**Job**
Copy out the entries exactly, from the first line to the last.

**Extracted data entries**
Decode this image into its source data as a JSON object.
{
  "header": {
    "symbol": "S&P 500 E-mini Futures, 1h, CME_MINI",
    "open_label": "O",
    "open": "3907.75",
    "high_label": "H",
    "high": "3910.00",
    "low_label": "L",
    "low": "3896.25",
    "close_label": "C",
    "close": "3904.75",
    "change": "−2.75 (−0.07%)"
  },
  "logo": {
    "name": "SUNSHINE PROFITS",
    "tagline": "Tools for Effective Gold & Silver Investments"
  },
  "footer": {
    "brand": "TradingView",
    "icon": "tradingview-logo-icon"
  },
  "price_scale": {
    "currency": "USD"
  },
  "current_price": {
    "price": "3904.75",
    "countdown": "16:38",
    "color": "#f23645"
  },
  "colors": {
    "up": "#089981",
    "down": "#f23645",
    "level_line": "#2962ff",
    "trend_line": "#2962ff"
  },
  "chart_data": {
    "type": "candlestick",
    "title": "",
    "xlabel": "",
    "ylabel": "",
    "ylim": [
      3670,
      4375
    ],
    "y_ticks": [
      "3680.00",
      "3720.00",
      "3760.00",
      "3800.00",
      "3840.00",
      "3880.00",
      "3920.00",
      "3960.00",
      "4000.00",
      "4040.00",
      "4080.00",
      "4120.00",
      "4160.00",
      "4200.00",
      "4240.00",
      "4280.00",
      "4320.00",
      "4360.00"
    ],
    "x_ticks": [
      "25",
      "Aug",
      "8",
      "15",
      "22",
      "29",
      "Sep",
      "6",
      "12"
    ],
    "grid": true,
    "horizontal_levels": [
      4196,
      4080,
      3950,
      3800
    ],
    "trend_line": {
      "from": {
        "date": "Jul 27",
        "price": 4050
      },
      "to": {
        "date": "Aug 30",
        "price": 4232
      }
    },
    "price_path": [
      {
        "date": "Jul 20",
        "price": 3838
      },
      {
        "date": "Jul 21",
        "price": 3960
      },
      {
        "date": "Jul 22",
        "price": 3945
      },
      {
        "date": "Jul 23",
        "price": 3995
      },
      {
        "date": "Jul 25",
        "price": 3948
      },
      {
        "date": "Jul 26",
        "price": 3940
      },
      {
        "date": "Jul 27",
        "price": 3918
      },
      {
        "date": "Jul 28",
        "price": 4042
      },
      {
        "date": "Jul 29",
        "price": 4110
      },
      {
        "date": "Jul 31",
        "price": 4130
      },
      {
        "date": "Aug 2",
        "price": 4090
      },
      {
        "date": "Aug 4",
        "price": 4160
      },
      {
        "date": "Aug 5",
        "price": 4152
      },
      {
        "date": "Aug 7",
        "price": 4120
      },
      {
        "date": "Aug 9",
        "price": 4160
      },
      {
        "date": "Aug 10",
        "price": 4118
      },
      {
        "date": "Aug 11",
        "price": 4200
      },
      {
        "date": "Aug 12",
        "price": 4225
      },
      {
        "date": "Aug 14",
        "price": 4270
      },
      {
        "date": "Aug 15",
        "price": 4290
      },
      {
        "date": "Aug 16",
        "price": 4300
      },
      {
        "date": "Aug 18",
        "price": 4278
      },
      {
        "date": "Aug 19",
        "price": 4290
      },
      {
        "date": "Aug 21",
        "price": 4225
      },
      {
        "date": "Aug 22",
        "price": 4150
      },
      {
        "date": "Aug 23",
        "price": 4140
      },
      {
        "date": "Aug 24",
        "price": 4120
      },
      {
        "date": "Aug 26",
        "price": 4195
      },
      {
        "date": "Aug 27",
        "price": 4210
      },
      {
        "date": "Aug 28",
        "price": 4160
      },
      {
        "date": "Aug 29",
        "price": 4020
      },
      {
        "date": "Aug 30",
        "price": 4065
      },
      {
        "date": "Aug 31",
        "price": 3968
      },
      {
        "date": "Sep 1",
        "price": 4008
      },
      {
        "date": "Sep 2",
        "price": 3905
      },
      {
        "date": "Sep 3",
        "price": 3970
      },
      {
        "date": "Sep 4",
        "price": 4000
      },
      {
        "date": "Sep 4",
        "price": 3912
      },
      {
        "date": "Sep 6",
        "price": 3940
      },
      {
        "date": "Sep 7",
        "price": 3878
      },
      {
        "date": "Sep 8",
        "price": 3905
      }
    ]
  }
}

**Answer for the task**
Decode this image into its source data as a JSON object.
{
  "header": {
    "symbol": "S&P 500 E-mini Futures, 1h, CME_MINI",
    "open_label": "O",
    "open": "3907.75",
    "high_label": "H",
    "high": "3910.00",
    "low_label": "L",
    "low": "3896.25",
    "close_label": "C",
    "close": "3904.75",
    "change": "−2.75 (−0.07%)"
  },
  "logo": {
    "name": "SUNSHINE PROFITS",
    "tagline": "Tools for Effective Gold & Silver Investments"
  },
  "footer": {
    "brand": "TradingView",
    "icon": "tradingview-logo-icon"
  },
  "price_scale": {
    "currency": "USD"
  },
  "current_price": {
    "price": "3904.75",
    "countdown": "16:38",
    "color": "#f23645"
  },
  "colors": {
    "up": "#089981",
    "down": "#f23645",
    "level_line": "#2962ff",
    "trend_line": "#2962ff"
  },
  "chart_data": {
    "type": "candlestick",
    "title": "",
    "xlabel": "",
    "ylabel": "",
    "ylim": [
      3670,
      4375
    ],
    "y_ticks": [
      "3680.00",
      "3720.00",
      "3760.00",
      "3800.00",
      "3840.00",
      "3880.00",
      "3920.00",
      "3960.00",
      "4000.00",
      "4040.00",
      "4080.00",
      "4120.00",
      "4160.00",
      "4200.00",
      "4240.00",
      "4280.00",
      "4320.00",
      "4360.00"
    ],
    "x_ticks": [
      "25",
      "Aug",
      "8",
      "15",
      "22",
      "29",
      "Sep",
      "6",
      "12"
    ],
    "grid": true,
    "horizontal_levels": [
      4196,
      4080,
      3950,
      3800
    ],
    "trend_line": {
      "from": {
        "date": "Jul 27",
        "price": 4050
      },
      "to": {
        "date": "Aug 30",
        "price": 4232
      }
    },
    "price_path": [
      {
        "date": "Jul 20",
        "price": 3838
      },
      {
        "date": "Jul 21",
        "price": 3960
      },
      {
        "date": "Jul 22",
        "price": 3945
      },
      {
        "date": "Jul 23",
        "price": 3995
      },
      {
        "date": "Jul 25",
        "price": 3948
      },
      {
        "date": "Jul 26",
        "price": 3940
      },
      {
        "date": "Jul 27",
        "price": 3918
      },
      {
        "date": "Jul 28",
        "price": 4042
      },
      {
        "date": "Jul 29",
        "price": 4110
      },
      {
        "date": "Jul 31",
        "price": 4130
      },
      {
        "date": "Aug 2",
        "price": 4090
      },
      {
        "date": "Aug 4",
        "price": 4160
      },
      {
        "date": "Aug 5",
        "price": 4152
      },
      {
        "date": "Aug 7",
        "price": 4120
      },
      {
        "date": "Aug 9",
        "price": 4160
      },
      {
        "date": "Aug 10",
        "price": 4118
      },
      {
        "date": "Aug 11",
        "price": 4200
      },
      {
        "date": "Aug 12",
        "price": 4225
      },
      {
        "date": "Aug 14",
        "price": 4270
      },
      {
        "date": "Aug 15",
        "price": 4290
      },
      {
        "date": "Aug 16",
        "price": 4300
      },
      {
        "date": "Aug 18",
        "price": 4278
      },
      {
        "date": "Aug 19",
        "price": 4290
      },
      {
        "date": "Aug 21",
        "price": 4225
      },
      {
        "date": "Aug 22",
        "price": 4150
      },
      {
        "date": "Aug 23",
        "price": 4140
      },
      {
        "date": "Aug 24",
        "price": 4120
      },
      {
        "date": "Aug 26",
        "price": 4195
      },
      {
        "date": "Aug 27",
        "price": 4210
      },
      {
        "date": "Aug 28",
        "price": 4160
      },
      {
        "date": "Aug 29",
        "price": 4020
      },
      {
        "date": "Aug 30",
        "price": 4065
      },
      {
        "date": "Aug 31",
        "price": 3968
      },
      {
        "date": "Sep 1",
        "price": 4008
      },
      {
        "date": "Sep 2",
        "price": 3905
      },
      {
        "date": "Sep 3",
        "price": 3970
      },
      {
        "date": "Sep 4",
        "price": 4000
      },
      {
        "date": "Sep 4",
        "price": 3912
      },
      {
        "date": "Sep 6",
        "price": 3940
      },
      {
        "date": "Sep 7",
        "price": 3878
      },
      {
        "date": "Sep 8",
        "price": 3905
      }
    ]
  }
}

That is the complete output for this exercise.